━━ EXERCISE INPUT

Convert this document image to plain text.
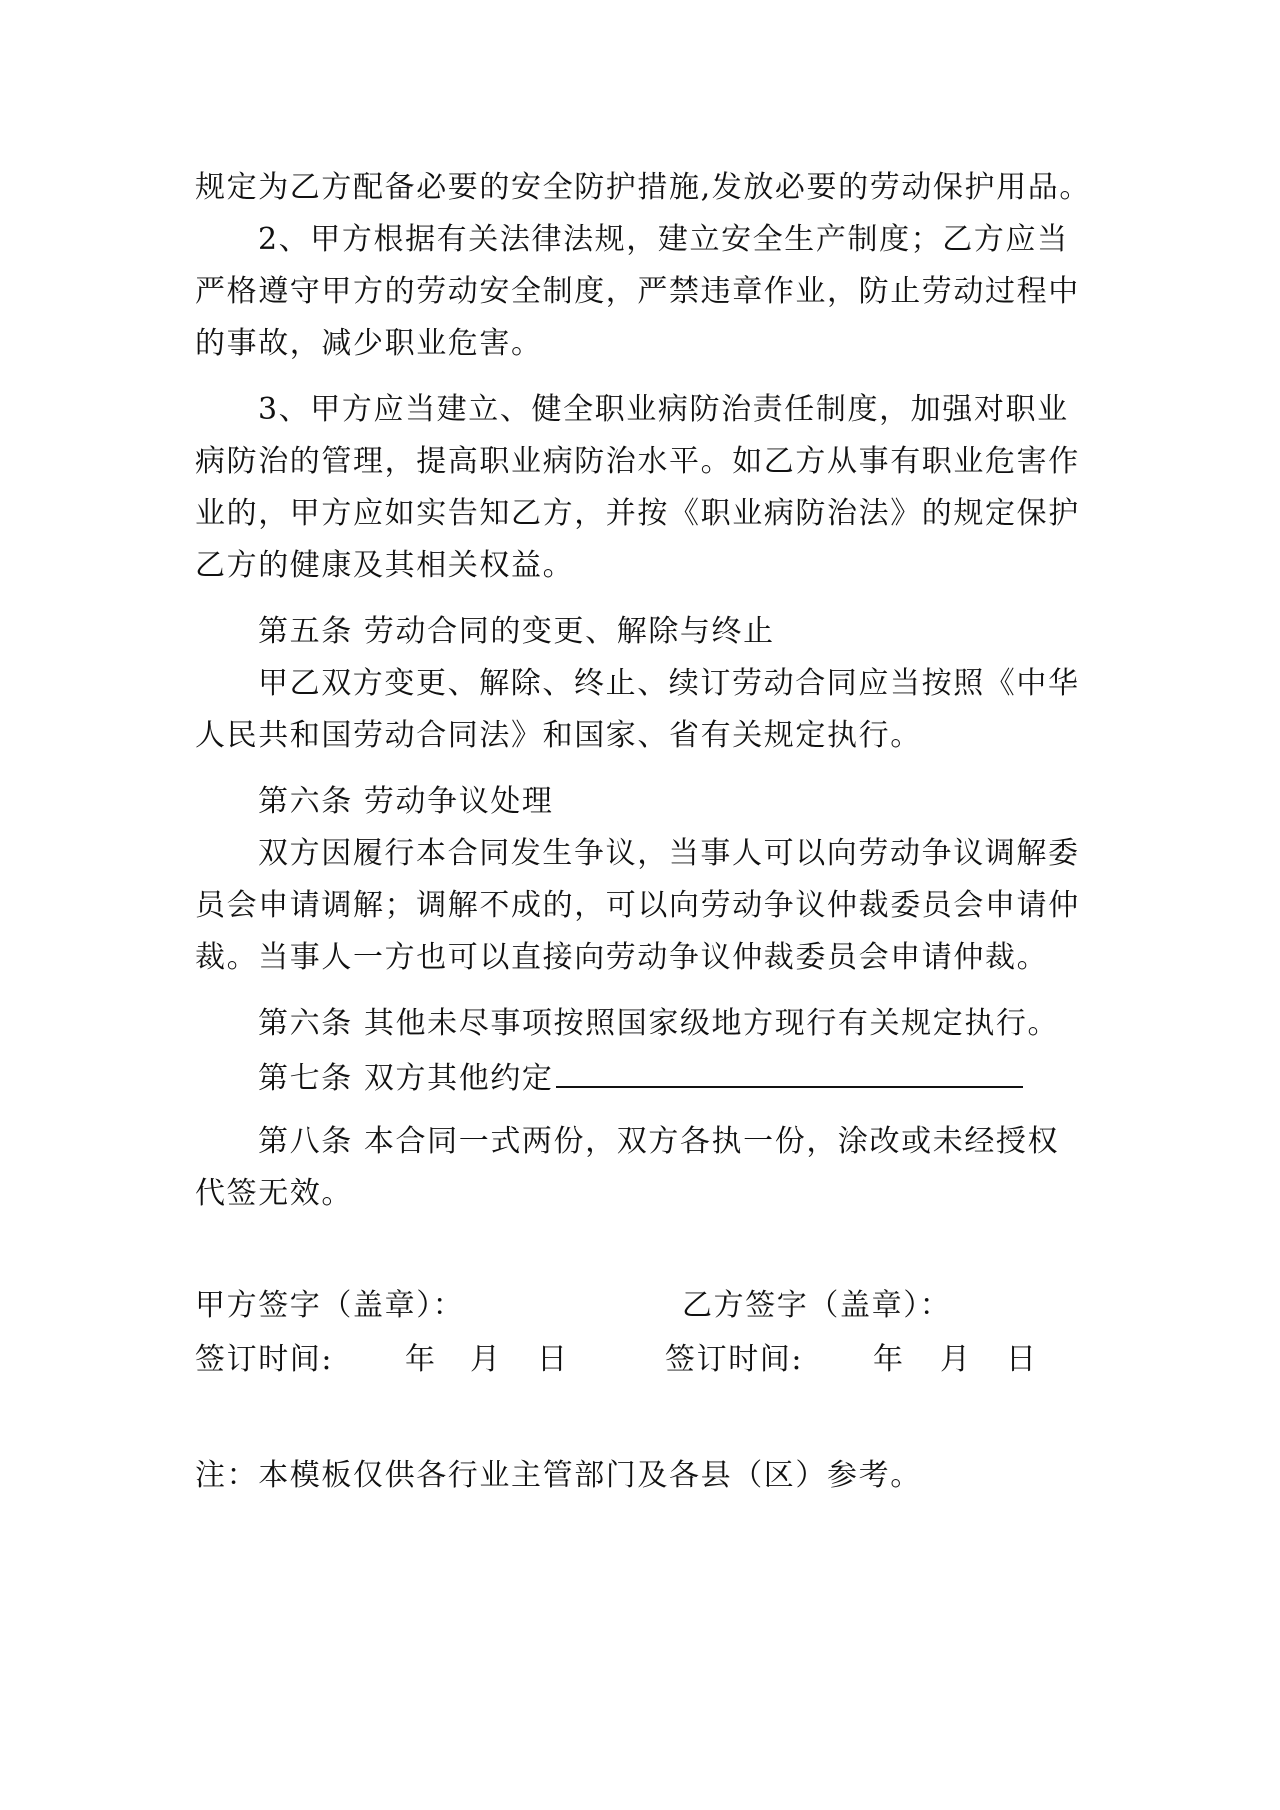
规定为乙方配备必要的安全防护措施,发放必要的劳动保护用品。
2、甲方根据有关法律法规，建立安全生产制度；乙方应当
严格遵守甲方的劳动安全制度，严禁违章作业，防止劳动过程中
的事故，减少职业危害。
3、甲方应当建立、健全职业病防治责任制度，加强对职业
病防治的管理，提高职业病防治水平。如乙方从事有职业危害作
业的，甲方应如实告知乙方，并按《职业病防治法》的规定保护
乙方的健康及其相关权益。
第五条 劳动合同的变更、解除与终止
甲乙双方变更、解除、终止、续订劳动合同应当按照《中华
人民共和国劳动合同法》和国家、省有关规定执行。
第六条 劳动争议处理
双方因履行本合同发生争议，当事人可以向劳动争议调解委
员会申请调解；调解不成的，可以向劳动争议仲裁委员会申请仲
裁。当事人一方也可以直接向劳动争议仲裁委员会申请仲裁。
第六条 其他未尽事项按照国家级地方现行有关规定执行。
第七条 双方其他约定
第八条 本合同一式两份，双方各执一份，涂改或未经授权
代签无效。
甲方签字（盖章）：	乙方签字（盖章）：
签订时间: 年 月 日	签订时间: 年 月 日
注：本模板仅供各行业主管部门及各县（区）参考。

━━━━

» INSTRUCTIONS TO FOLLOW: Drop the images and repeat the data exactly.

» TASK SOLUTION:
Convert this document image to plain text.
规定为乙方配备必要的安全防护措施,发放必要的劳动保护用品。
2、甲方根据有关法律法规，建立安全生产制度；乙方应当
严格遵守甲方的劳动安全制度，严禁违章作业，防止劳动过程中
的事故，减少职业危害。
3、甲方应当建立、健全职业病防治责任制度，加强对职业
病防治的管理，提高职业病防治水平。如乙方从事有职业危害作
业的，甲方应如实告知乙方，并按《职业病防治法》的规定保护
乙方的健康及其相关权益。
第五条 劳动合同的变更、解除与终止
甲乙双方变更、解除、终止、续订劳动合同应当按照《中华
人民共和国劳动合同法》和国家、省有关规定执行。
第六条 劳动争议处理
双方因履行本合同发生争议，当事人可以向劳动争议调解委
员会申请调解；调解不成的，可以向劳动争议仲裁委员会申请仲
裁。当事人一方也可以直接向劳动争议仲裁委员会申请仲裁。
第六条 其他未尽事项按照国家级地方现行有关规定执行。
第七条 双方其他约定
第八条 本合同一式两份，双方各执一份，涂改或未经授权
代签无效。
甲方签字（盖章）：	乙方签字（盖章）：
签订时间: 年 月 日	签订时间: 年 月 日
注：本模板仅供各行业主管部门及各县（区）参考。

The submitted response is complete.